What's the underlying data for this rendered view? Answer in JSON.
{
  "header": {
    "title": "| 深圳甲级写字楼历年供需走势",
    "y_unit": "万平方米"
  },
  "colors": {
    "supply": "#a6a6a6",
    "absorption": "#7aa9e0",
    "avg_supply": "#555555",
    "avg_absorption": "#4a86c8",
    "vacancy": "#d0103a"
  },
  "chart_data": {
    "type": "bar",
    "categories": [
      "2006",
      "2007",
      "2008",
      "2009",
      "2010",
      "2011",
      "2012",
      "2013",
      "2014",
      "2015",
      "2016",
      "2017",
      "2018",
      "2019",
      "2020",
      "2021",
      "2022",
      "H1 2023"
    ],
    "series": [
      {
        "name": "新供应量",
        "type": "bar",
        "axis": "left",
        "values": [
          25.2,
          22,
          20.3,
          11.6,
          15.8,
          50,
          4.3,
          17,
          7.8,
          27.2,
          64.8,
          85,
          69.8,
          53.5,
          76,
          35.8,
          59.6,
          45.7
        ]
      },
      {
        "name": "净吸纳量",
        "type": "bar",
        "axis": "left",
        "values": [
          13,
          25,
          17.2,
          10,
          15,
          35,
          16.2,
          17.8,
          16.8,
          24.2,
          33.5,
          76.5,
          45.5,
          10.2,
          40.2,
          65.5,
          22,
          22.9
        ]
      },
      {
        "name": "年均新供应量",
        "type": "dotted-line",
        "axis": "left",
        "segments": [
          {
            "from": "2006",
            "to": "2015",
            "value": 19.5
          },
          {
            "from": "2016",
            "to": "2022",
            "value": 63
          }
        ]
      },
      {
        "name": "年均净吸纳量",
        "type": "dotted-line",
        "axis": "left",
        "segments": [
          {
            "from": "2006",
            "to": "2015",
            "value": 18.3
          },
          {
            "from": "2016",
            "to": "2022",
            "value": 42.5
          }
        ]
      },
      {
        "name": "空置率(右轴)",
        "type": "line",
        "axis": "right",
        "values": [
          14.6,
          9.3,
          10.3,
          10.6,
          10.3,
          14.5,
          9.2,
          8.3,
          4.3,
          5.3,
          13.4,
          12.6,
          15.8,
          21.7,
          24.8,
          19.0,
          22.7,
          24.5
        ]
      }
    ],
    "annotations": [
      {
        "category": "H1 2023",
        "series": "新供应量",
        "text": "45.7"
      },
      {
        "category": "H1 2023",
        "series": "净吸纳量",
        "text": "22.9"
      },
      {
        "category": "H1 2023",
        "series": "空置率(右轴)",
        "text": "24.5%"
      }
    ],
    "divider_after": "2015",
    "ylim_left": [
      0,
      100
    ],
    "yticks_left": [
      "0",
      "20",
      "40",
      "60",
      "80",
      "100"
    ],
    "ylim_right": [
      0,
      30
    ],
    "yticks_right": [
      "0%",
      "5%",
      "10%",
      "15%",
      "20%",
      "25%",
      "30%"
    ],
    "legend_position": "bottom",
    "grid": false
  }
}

= DIRECTION =
From the records above, extract every entry exactly as given.

= EXPECTED ANSWER =
What's the underlying data for this rendered view? Answer in JSON.
{
  "header": {
    "title": "| 深圳甲级写字楼历年供需走势",
    "y_unit": "万平方米"
  },
  "colors": {
    "supply": "#a6a6a6",
    "absorption": "#7aa9e0",
    "avg_supply": "#555555",
    "avg_absorption": "#4a86c8",
    "vacancy": "#d0103a"
  },
  "chart_data": {
    "type": "bar",
    "categories": [
      "2006",
      "2007",
      "2008",
      "2009",
      "2010",
      "2011",
      "2012",
      "2013",
      "2014",
      "2015",
      "2016",
      "2017",
      "2018",
      "2019",
      "2020",
      "2021",
      "2022",
      "H1 2023"
    ],
    "series": [
      {
        "name": "新供应量",
        "type": "bar",
        "axis": "left",
        "values": [
          25.2,
          22,
          20.3,
          11.6,
          15.8,
          50,
          4.3,
          17,
          7.8,
          27.2,
          64.8,
          85,
          69.8,
          53.5,
          76,
          35.8,
          59.6,
          45.7
        ]
      },
      {
        "name": "净吸纳量",
        "type": "bar",
        "axis": "left",
        "values": [
          13,
          25,
          17.2,
          10,
          15,
          35,
          16.2,
          17.8,
          16.8,
          24.2,
          33.5,
          76.5,
          45.5,
          10.2,
          40.2,
          65.5,
          22,
          22.9
        ]
      },
      {
        "name": "年均新供应量",
        "type": "dotted-line",
        "axis": "left",
        "segments": [
          {
            "from": "2006",
            "to": "2015",
            "value": 19.5
          },
          {
            "from": "2016",
            "to": "2022",
            "value": 63
          }
        ]
      },
      {
        "name": "年均净吸纳量",
        "type": "dotted-line",
        "axis": "left",
        "segments": [
          {
            "from": "2006",
            "to": "2015",
            "value": 18.3
          },
          {
            "from": "2016",
            "to": "2022",
            "value": 42.5
          }
        ]
      },
      {
        "name": "空置率(右轴)",
        "type": "line",
        "axis": "right",
        "values": [
          14.6,
          9.3,
          10.3,
          10.6,
          10.3,
          14.5,
          9.2,
          8.3,
          4.3,
          5.3,
          13.4,
          12.6,
          15.8,
          21.7,
          24.8,
          19.0,
          22.7,
          24.5
        ]
      }
    ],
    "annotations": [
      {
        "category": "H1 2023",
        "series": "新供应量",
        "text": "45.7"
      },
      {
        "category": "H1 2023",
        "series": "净吸纳量",
        "text": "22.9"
      },
      {
        "category": "H1 2023",
        "series": "空置率(右轴)",
        "text": "24.5%"
      }
    ],
    "divider_after": "2015",
    "ylim_left": [
      0,
      100
    ],
    "yticks_left": [
      "0",
      "20",
      "40",
      "60",
      "80",
      "100"
    ],
    "ylim_right": [
      0,
      30
    ],
    "yticks_right": [
      "0%",
      "5%",
      "10%",
      "15%",
      "20%",
      "25%",
      "30%"
    ],
    "legend_position": "bottom",
    "grid": false
  }
}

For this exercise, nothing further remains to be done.